§ **Given task**
Here are some records; quote them exactly, leaving out the pictures.

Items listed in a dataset
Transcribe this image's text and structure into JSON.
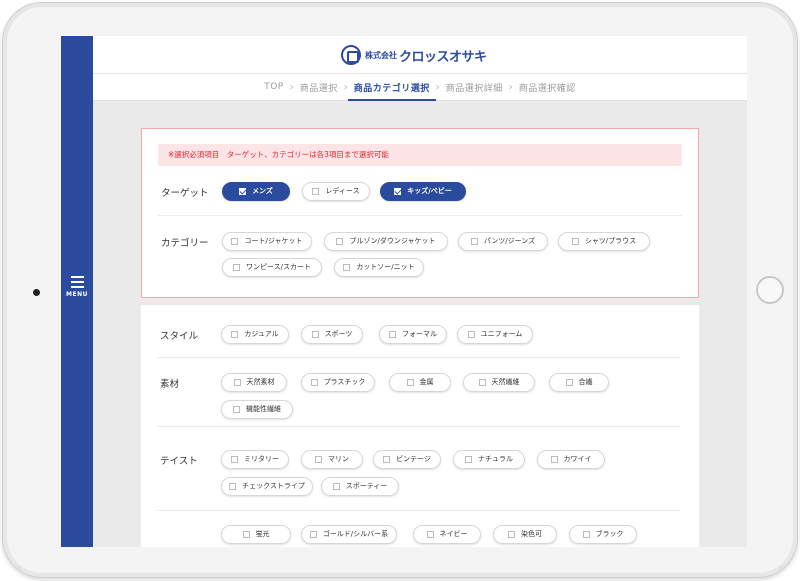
{
  "header": {
    "logo_small": "株式会社",
    "logo_name": "クロッスオサキ"
  },
  "sidebar": {
    "menu_label": "MENU"
  },
  "breadcrumb": {
    "items": [
      "TOP",
      "商品選択",
      "商品カテゴリ選択",
      "商品選択詳細",
      "商品選択確認"
    ],
    "active_index": 2
  },
  "required": {
    "notice": "※選択必須項目　ターゲット、カテゴリーは各3項目まで選択可能",
    "target": {
      "label": "ターゲット",
      "options": [
        {
          "label": "メンズ",
          "checked": true
        },
        {
          "label": "レディース",
          "checked": false
        },
        {
          "label": "キッズ/ベビー",
          "checked": true
        }
      ]
    },
    "category": {
      "label": "カテゴリー",
      "options": [
        {
          "label": "コート/ジャケット",
          "checked": false
        },
        {
          "label": "ブルゾン/ダウンジャケット",
          "checked": false
        },
        {
          "label": "パンツ/ジーンズ",
          "checked": false
        },
        {
          "label": "シャツ/ブラウス",
          "checked": false
        },
        {
          "label": "ワンピース/スカート",
          "checked": false
        },
        {
          "label": "カットソー/ニット",
          "checked": false
        }
      ]
    }
  },
  "optional": {
    "style": {
      "label": "スタイル",
      "options": [
        {
          "label": "カジュアル",
          "checked": false
        },
        {
          "label": "スポーツ",
          "checked": false
        },
        {
          "label": "フォーマル",
          "checked": false
        },
        {
          "label": "ユニフォーム",
          "checked": false
        }
      ]
    },
    "material": {
      "label": "素材",
      "options": [
        {
          "label": "天然素材",
          "checked": false
        },
        {
          "label": "プラスチック",
          "checked": false
        },
        {
          "label": "金属",
          "checked": false
        },
        {
          "label": "天然繊維",
          "checked": false
        },
        {
          "label": "合繊",
          "checked": false
        },
        {
          "label": "機能性繊維",
          "checked": false
        }
      ]
    },
    "taste": {
      "label": "テイスト",
      "options": [
        {
          "label": "ミリタリー",
          "checked": false
        },
        {
          "label": "マリン",
          "checked": false
        },
        {
          "label": "ビンテージ",
          "checked": false
        },
        {
          "label": "ナチュラル",
          "checked": false
        },
        {
          "label": "カワイイ",
          "checked": false
        },
        {
          "label": "チェックストライプ",
          "checked": false
        },
        {
          "label": "スポーティー",
          "checked": false
        }
      ]
    },
    "other": {
      "label": "",
      "options": [
        {
          "label": "蛍光",
          "checked": false
        },
        {
          "label": "ゴールド/シルバー系",
          "checked": false
        },
        {
          "label": "ネイビー",
          "checked": false
        },
        {
          "label": "染色可",
          "checked": false
        },
        {
          "label": "ブラック",
          "checked": false
        }
      ]
    }
  },
  "colors": {
    "brand_blue": "#2b4b9e",
    "notice_bg": "#fde4e6",
    "notice_text": "#e0242f",
    "required_border": "#f3a7a7"
  }
}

§ **Solution for this exercise**
Transcribe this image's text and structure into JSON.
{
  "header": {
    "logo_small": "株式会社",
    "logo_name": "クロッスオサキ"
  },
  "sidebar": {
    "menu_label": "MENU"
  },
  "breadcrumb": {
    "items": [
      "TOP",
      "商品選択",
      "商品カテゴリ選択",
      "商品選択詳細",
      "商品選択確認"
    ],
    "active_index": 2
  },
  "required": {
    "notice": "※選択必須項目　ターゲット、カテゴリーは各3項目まで選択可能",
    "target": {
      "label": "ターゲット",
      "options": [
        {
          "label": "メンズ",
          "checked": true
        },
        {
          "label": "レディース",
          "checked": false
        },
        {
          "label": "キッズ/ベビー",
          "checked": true
        }
      ]
    },
    "category": {
      "label": "カテゴリー",
      "options": [
        {
          "label": "コート/ジャケット",
          "checked": false
        },
        {
          "label": "ブルゾン/ダウンジャケット",
          "checked": false
        },
        {
          "label": "パンツ/ジーンズ",
          "checked": false
        },
        {
          "label": "シャツ/ブラウス",
          "checked": false
        },
        {
          "label": "ワンピース/スカート",
          "checked": false
        },
        {
          "label": "カットソー/ニット",
          "checked": false
        }
      ]
    }
  },
  "optional": {
    "style": {
      "label": "スタイル",
      "options": [
        {
          "label": "カジュアル",
          "checked": false
        },
        {
          "label": "スポーツ",
          "checked": false
        },
        {
          "label": "フォーマル",
          "checked": false
        },
        {
          "label": "ユニフォーム",
          "checked": false
        }
      ]
    },
    "material": {
      "label": "素材",
      "options": [
        {
          "label": "天然素材",
          "checked": false
        },
        {
          "label": "プラスチック",
          "checked": false
        },
        {
          "label": "金属",
          "checked": false
        },
        {
          "label": "天然繊維",
          "checked": false
        },
        {
          "label": "合繊",
          "checked": false
        },
        {
          "label": "機能性繊維",
          "checked": false
        }
      ]
    },
    "taste": {
      "label": "テイスト",
      "options": [
        {
          "label": "ミリタリー",
          "checked": false
        },
        {
          "label": "マリン",
          "checked": false
        },
        {
          "label": "ビンテージ",
          "checked": false
        },
        {
          "label": "ナチュラル",
          "checked": false
        },
        {
          "label": "カワイイ",
          "checked": false
        },
        {
          "label": "チェックストライプ",
          "checked": false
        },
        {
          "label": "スポーティー",
          "checked": false
        }
      ]
    },
    "other": {
      "label": "",
      "options": [
        {
          "label": "蛍光",
          "checked": false
        },
        {
          "label": "ゴールド/シルバー系",
          "checked": false
        },
        {
          "label": "ネイビー",
          "checked": false
        },
        {
          "label": "染色可",
          "checked": false
        },
        {
          "label": "ブラック",
          "checked": false
        }
      ]
    }
  },
  "colors": {
    "brand_blue": "#2b4b9e",
    "notice_bg": "#fde4e6",
    "notice_text": "#e0242f",
    "required_border": "#f3a7a7"
  }
}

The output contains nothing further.